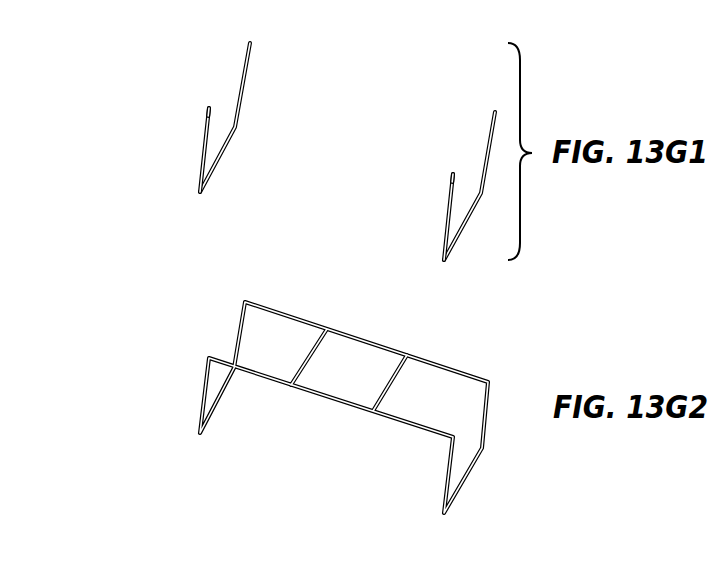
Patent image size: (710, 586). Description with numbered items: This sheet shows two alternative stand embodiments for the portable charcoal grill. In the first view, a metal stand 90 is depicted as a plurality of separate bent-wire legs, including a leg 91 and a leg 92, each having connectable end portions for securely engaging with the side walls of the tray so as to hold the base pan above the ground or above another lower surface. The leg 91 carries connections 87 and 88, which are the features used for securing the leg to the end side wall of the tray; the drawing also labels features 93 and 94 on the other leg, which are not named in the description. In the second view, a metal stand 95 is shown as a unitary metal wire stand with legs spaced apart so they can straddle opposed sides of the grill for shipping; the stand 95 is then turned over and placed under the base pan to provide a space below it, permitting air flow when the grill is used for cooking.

In FIG. 13G1, the metal stand 90 is at (149, 102).
In FIG. 13G1, the leg 92 is at (202, 165).
In FIG. 13G1, the bracket long arm 93 is at (250, 43).
In FIG. 13G1, the bracket leg tip 94 is at (209, 108).
In FIG. 13G1, the connection 87 is at (495, 112).
In FIG. 13G1, the connection 88 is at (453, 175).
In FIG. 13G1, the leg 91 is at (448, 233).
In FIG. 13G2, the metal stand 95 is at (186, 348).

──────────────────────────────

WHAT IS ASKED:
Copy the whole listing above word for word, but leave out the picture.

FINAL ANSWER:
Patent image size: (710, 586). Description with numbered items: This sheet shows two alternative stand embodiments for the portable charcoal grill. In the first view, a metal stand 90 is depicted as a plurality of separate bent-wire legs, including a leg 91 and a leg 92, each having connectable end portions for securely engaging with the side walls of the tray so as to hold the base pan above the ground or above another lower surface. The leg 91 carries connections 87 and 88, which are the features used for securing the leg to the end side wall of the tray; the drawing also labels features 93 and 94 on the other leg, which are not named in the description. In the second view, a metal stand 95 is shown as a unitary metal wire stand with legs spaced apart so they can straddle opposed sides of the grill for shipping; the stand 95 is then turned over and placed under the base pan to provide a space below it, permitting air flow when the grill is used for cooking.

In FIG. 13G1, the metal stand 90 is at (149, 102).
In FIG. 13G1, the leg 92 is at (202, 165).
In FIG. 13G1, the bracket long arm 93 is at (250, 43).
In FIG. 13G1, the bracket leg tip 94 is at (209, 108).
In FIG. 13G1, the connection 87 is at (495, 112).
In FIG. 13G1, the connection 88 is at (453, 175).
In FIG. 13G1, the leg 91 is at (448, 233).
In FIG. 13G2, the metal stand 95 is at (186, 348).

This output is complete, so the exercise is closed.